** start Given information **

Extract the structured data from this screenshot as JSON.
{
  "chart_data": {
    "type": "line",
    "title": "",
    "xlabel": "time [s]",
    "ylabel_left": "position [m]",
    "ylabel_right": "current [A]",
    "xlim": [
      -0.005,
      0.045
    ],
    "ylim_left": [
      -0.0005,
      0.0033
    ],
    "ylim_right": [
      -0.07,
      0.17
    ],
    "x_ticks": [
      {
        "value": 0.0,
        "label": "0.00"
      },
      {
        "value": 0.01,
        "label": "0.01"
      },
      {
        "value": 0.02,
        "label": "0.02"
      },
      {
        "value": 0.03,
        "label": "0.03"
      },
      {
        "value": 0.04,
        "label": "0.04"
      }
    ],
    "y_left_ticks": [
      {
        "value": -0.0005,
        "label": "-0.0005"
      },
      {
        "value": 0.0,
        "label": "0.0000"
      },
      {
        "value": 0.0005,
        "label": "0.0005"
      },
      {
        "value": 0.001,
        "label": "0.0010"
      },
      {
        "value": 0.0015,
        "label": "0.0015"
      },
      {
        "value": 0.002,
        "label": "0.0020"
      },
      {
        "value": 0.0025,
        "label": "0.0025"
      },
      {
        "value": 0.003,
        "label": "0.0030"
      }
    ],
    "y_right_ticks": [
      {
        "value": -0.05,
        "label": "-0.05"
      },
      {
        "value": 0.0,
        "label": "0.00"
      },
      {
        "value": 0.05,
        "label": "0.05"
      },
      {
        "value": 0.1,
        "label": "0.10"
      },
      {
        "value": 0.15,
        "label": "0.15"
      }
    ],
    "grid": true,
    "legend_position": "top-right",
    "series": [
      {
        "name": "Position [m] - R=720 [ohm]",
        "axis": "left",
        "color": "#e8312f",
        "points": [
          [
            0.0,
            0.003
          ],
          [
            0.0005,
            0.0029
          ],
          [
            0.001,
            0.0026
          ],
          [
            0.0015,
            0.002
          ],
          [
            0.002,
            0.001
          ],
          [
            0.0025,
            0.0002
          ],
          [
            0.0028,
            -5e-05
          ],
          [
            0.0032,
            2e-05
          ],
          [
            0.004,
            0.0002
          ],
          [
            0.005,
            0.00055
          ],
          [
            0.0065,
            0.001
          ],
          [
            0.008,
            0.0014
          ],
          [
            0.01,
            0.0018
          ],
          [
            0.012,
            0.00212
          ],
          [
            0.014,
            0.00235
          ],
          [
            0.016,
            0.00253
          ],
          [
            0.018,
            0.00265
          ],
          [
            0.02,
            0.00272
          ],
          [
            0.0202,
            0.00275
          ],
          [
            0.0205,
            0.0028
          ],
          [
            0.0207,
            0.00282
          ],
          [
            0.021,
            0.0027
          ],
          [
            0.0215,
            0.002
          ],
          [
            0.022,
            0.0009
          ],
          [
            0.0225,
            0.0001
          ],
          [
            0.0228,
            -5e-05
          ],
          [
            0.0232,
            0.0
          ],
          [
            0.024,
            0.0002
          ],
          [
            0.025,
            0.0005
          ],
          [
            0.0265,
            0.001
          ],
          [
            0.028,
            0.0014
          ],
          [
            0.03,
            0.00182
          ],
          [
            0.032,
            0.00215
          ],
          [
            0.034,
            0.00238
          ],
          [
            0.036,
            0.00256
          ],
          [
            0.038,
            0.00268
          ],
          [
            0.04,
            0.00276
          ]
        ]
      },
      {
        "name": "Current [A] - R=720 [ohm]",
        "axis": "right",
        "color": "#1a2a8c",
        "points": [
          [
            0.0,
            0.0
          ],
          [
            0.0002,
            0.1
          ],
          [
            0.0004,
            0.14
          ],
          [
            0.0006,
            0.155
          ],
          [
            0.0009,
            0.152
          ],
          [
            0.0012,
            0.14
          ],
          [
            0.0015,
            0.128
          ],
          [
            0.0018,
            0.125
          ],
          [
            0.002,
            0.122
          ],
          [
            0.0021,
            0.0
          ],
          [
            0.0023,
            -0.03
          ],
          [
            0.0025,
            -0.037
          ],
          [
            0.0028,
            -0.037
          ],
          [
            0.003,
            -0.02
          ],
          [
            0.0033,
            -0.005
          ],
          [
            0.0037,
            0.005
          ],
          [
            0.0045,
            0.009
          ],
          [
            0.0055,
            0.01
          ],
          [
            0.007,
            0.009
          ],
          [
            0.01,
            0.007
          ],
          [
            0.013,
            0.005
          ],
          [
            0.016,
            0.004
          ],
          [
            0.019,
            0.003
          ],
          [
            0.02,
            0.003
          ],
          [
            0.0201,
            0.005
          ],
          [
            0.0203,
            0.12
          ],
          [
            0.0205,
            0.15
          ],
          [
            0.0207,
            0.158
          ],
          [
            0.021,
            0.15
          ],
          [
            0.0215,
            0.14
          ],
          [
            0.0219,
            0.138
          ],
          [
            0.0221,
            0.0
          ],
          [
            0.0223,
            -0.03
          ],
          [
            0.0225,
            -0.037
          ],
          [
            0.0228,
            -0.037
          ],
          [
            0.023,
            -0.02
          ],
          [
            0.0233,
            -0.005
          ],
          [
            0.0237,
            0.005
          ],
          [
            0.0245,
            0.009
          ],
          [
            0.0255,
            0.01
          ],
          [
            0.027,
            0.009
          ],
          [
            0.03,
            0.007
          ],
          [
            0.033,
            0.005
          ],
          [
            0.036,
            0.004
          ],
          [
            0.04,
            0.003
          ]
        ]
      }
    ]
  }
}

** end Given information **

**Work to do:**
Repeat the lines above exactly.

**Result of the exercise:**
Extract the structured data from this screenshot as JSON.
{
  "chart_data": {
    "type": "line",
    "title": "",
    "xlabel": "time [s]",
    "ylabel_left": "position [m]",
    "ylabel_right": "current [A]",
    "xlim": [
      -0.005,
      0.045
    ],
    "ylim_left": [
      -0.0005,
      0.0033
    ],
    "ylim_right": [
      -0.07,
      0.17
    ],
    "x_ticks": [
      {
        "value": 0.0,
        "label": "0.00"
      },
      {
        "value": 0.01,
        "label": "0.01"
      },
      {
        "value": 0.02,
        "label": "0.02"
      },
      {
        "value": 0.03,
        "label": "0.03"
      },
      {
        "value": 0.04,
        "label": "0.04"
      }
    ],
    "y_left_ticks": [
      {
        "value": -0.0005,
        "label": "-0.0005"
      },
      {
        "value": 0.0,
        "label": "0.0000"
      },
      {
        "value": 0.0005,
        "label": "0.0005"
      },
      {
        "value": 0.001,
        "label": "0.0010"
      },
      {
        "value": 0.0015,
        "label": "0.0015"
      },
      {
        "value": 0.002,
        "label": "0.0020"
      },
      {
        "value": 0.0025,
        "label": "0.0025"
      },
      {
        "value": 0.003,
        "label": "0.0030"
      }
    ],
    "y_right_ticks": [
      {
        "value": -0.05,
        "label": "-0.05"
      },
      {
        "value": 0.0,
        "label": "0.00"
      },
      {
        "value": 0.05,
        "label": "0.05"
      },
      {
        "value": 0.1,
        "label": "0.10"
      },
      {
        "value": 0.15,
        "label": "0.15"
      }
    ],
    "grid": true,
    "legend_position": "top-right",
    "series": [
      {
        "name": "Position [m] - R=720 [ohm]",
        "axis": "left",
        "color": "#e8312f",
        "points": [
          [
            0.0,
            0.003
          ],
          [
            0.0005,
            0.0029
          ],
          [
            0.001,
            0.0026
          ],
          [
            0.0015,
            0.002
          ],
          [
            0.002,
            0.001
          ],
          [
            0.0025,
            0.0002
          ],
          [
            0.0028,
            -5e-05
          ],
          [
            0.0032,
            2e-05
          ],
          [
            0.004,
            0.0002
          ],
          [
            0.005,
            0.00055
          ],
          [
            0.0065,
            0.001
          ],
          [
            0.008,
            0.0014
          ],
          [
            0.01,
            0.0018
          ],
          [
            0.012,
            0.00212
          ],
          [
            0.014,
            0.00235
          ],
          [
            0.016,
            0.00253
          ],
          [
            0.018,
            0.00265
          ],
          [
            0.02,
            0.00272
          ],
          [
            0.0202,
            0.00275
          ],
          [
            0.0205,
            0.0028
          ],
          [
            0.0207,
            0.00282
          ],
          [
            0.021,
            0.0027
          ],
          [
            0.0215,
            0.002
          ],
          [
            0.022,
            0.0009
          ],
          [
            0.0225,
            0.0001
          ],
          [
            0.0228,
            -5e-05
          ],
          [
            0.0232,
            0.0
          ],
          [
            0.024,
            0.0002
          ],
          [
            0.025,
            0.0005
          ],
          [
            0.0265,
            0.001
          ],
          [
            0.028,
            0.0014
          ],
          [
            0.03,
            0.00182
          ],
          [
            0.032,
            0.00215
          ],
          [
            0.034,
            0.00238
          ],
          [
            0.036,
            0.00256
          ],
          [
            0.038,
            0.00268
          ],
          [
            0.04,
            0.00276
          ]
        ]
      },
      {
        "name": "Current [A] - R=720 [ohm]",
        "axis": "right",
        "color": "#1a2a8c",
        "points": [
          [
            0.0,
            0.0
          ],
          [
            0.0002,
            0.1
          ],
          [
            0.0004,
            0.14
          ],
          [
            0.0006,
            0.155
          ],
          [
            0.0009,
            0.152
          ],
          [
            0.0012,
            0.14
          ],
          [
            0.0015,
            0.128
          ],
          [
            0.0018,
            0.125
          ],
          [
            0.002,
            0.122
          ],
          [
            0.0021,
            0.0
          ],
          [
            0.0023,
            -0.03
          ],
          [
            0.0025,
            -0.037
          ],
          [
            0.0028,
            -0.037
          ],
          [
            0.003,
            -0.02
          ],
          [
            0.0033,
            -0.005
          ],
          [
            0.0037,
            0.005
          ],
          [
            0.0045,
            0.009
          ],
          [
            0.0055,
            0.01
          ],
          [
            0.007,
            0.009
          ],
          [
            0.01,
            0.007
          ],
          [
            0.013,
            0.005
          ],
          [
            0.016,
            0.004
          ],
          [
            0.019,
            0.003
          ],
          [
            0.02,
            0.003
          ],
          [
            0.0201,
            0.005
          ],
          [
            0.0203,
            0.12
          ],
          [
            0.0205,
            0.15
          ],
          [
            0.0207,
            0.158
          ],
          [
            0.021,
            0.15
          ],
          [
            0.0215,
            0.14
          ],
          [
            0.0219,
            0.138
          ],
          [
            0.0221,
            0.0
          ],
          [
            0.0223,
            -0.03
          ],
          [
            0.0225,
            -0.037
          ],
          [
            0.0228,
            -0.037
          ],
          [
            0.023,
            -0.02
          ],
          [
            0.0233,
            -0.005
          ],
          [
            0.0237,
            0.005
          ],
          [
            0.0245,
            0.009
          ],
          [
            0.0255,
            0.01
          ],
          [
            0.027,
            0.009
          ],
          [
            0.03,
            0.007
          ],
          [
            0.033,
            0.005
          ],
          [
            0.036,
            0.004
          ],
          [
            0.04,
            0.003
          ]
        ]
      }
    ]
  }
}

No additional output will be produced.